■ AIM OF THE EXERCISE:
Copy every entry word for word. Skip the pictures.

Data entries
════════

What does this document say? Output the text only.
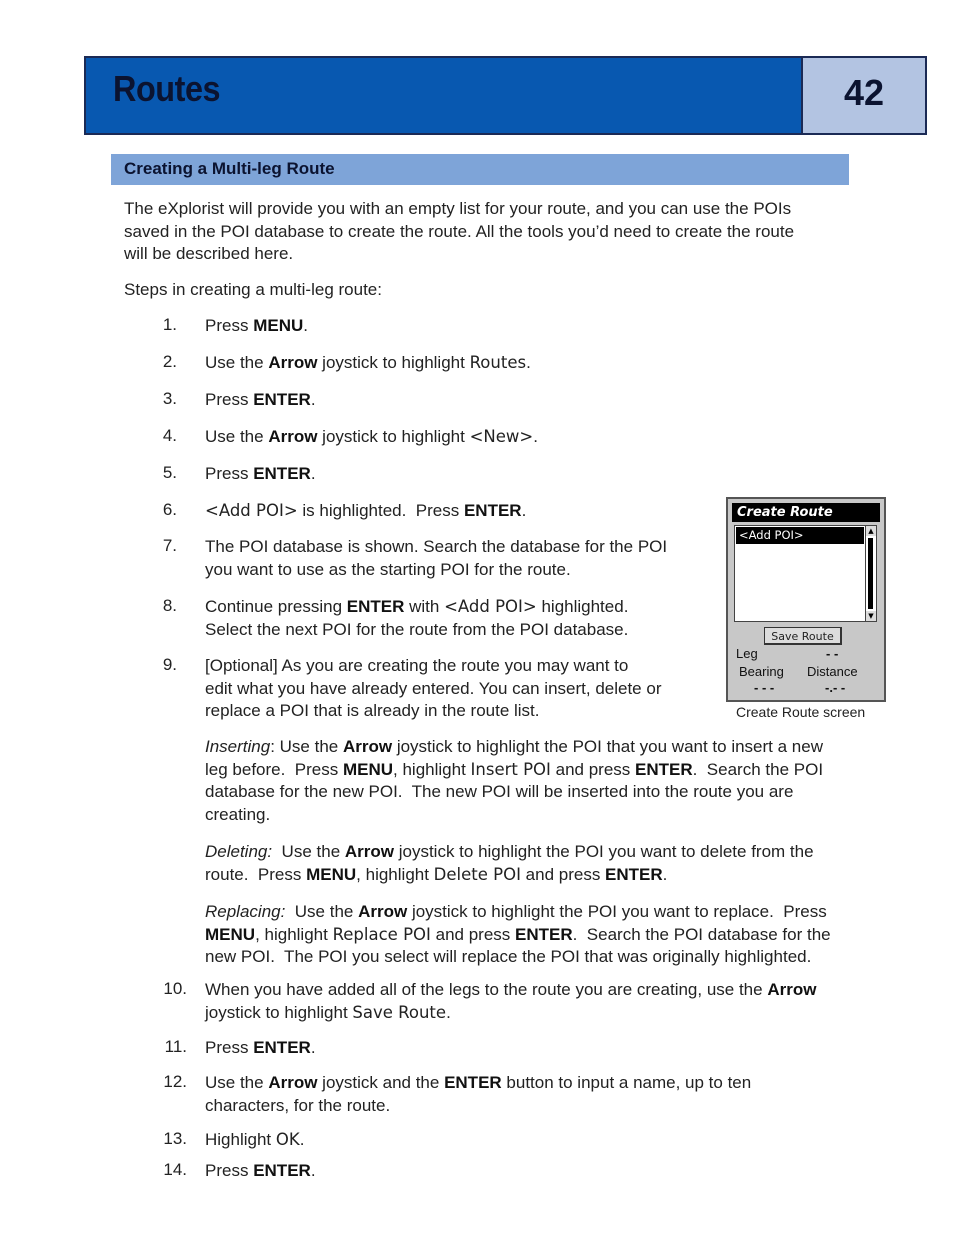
Routes	42
Creating a Multi-leg Route
The eXplorist will provide you with an empty list for your route, and you can use the POIs
saved in the POI database to create the route. All the tools you’d need to create the route
will be described here.
Steps in creating a multi-leg route:
1.
2.
3.
4.
5.
6.
7.
8.
9.
10.
11.
12.
13.
14.
Press MENU.
Use the Arrow joystick to highlight Routes.
Press ENTER.
Use the Arrow joystick to highlight <New>.
Press ENTER.
<Add POI> is highlighted.  Press ENTER.
The POI database is shown. Search the database for the POI
you want to use as the starting POI for the route.
Continue pressing ENTER with <Add POI> highlighted.
Select the next POI for the route from the POI database.
[Optional] As you are creating the route you may want to
edit what you have already entered. You can insert, delete or
replace a POI that is already in the route list.
Inserting: Use the Arrow joystick to highlight the POI that you want to insert a new
leg before.  Press MENU, highlight Insert POI and press ENTER.  Search the POI
database for the new POI.  The new POI will be inserted into the route you are
creating.
Deleting:  Use the Arrow joystick to highlight the POI you want to delete from the
route.  Press MENU, highlight Delete POI and press ENTER.
Replacing:  Use the Arrow joystick to highlight the POI you want to replace.  Press
MENU, highlight Replace POI and press ENTER.  Search the POI database for the
new POI.  The POI you select will replace the POI that was originally highlighted.
When you have added all of the legs to the route you are creating, use the Arrow
joystick to highlight Save Route.
Press ENTER.
Use the Arrow joystick and the ENTER button to input a name, up to ten
characters, for the route.
Highlight OK.
Press ENTER.
Create Route
<Add POI>	▲
▼
Save Route
Leg	- -
Bearing Distance
- - -	-.- -
Create Route screen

════════

■ FULL OUTPUT:
What does this document say? Output the text only.
Routes	42
Creating a Multi-leg Route
The eXplorist will provide you with an empty list for your route, and you can use the POIs
saved in the POI database to create the route. All the tools you’d need to create the route
will be described here.
Steps in creating a multi-leg route:
1.
2.
3.
4.
5.
6.
7.
8.
9.
10.
11.
12.
13.
14.
Press MENU.
Use the Arrow joystick to highlight Routes.
Press ENTER.
Use the Arrow joystick to highlight <New>.
Press ENTER.
<Add POI> is highlighted.  Press ENTER.
The POI database is shown. Search the database for the POI
you want to use as the starting POI for the route.
Continue pressing ENTER with <Add POI> highlighted.
Select the next POI for the route from the POI database.
[Optional] As you are creating the route you may want to
edit what you have already entered. You can insert, delete or
replace a POI that is already in the route list.
Inserting: Use the Arrow joystick to highlight the POI that you want to insert a new
leg before.  Press MENU, highlight Insert POI and press ENTER.  Search the POI
database for the new POI.  The new POI will be inserted into the route you are
creating.
Deleting:  Use the Arrow joystick to highlight the POI you want to delete from the
route.  Press MENU, highlight Delete POI and press ENTER.
Replacing:  Use the Arrow joystick to highlight the POI you want to replace.  Press
MENU, highlight Replace POI and press ENTER.  Search the POI database for the
new POI.  The POI you select will replace the POI that was originally highlighted.
When you have added all of the legs to the route you are creating, use the Arrow
joystick to highlight Save Route.
Press ENTER.
Use the Arrow joystick and the ENTER button to input a name, up to ten
characters, for the route.
Highlight OK.
Press ENTER.
Create Route
<Add POI>	▲
▼
Save Route
Leg	- -
Bearing Distance
- - -	-.- -
Create Route screen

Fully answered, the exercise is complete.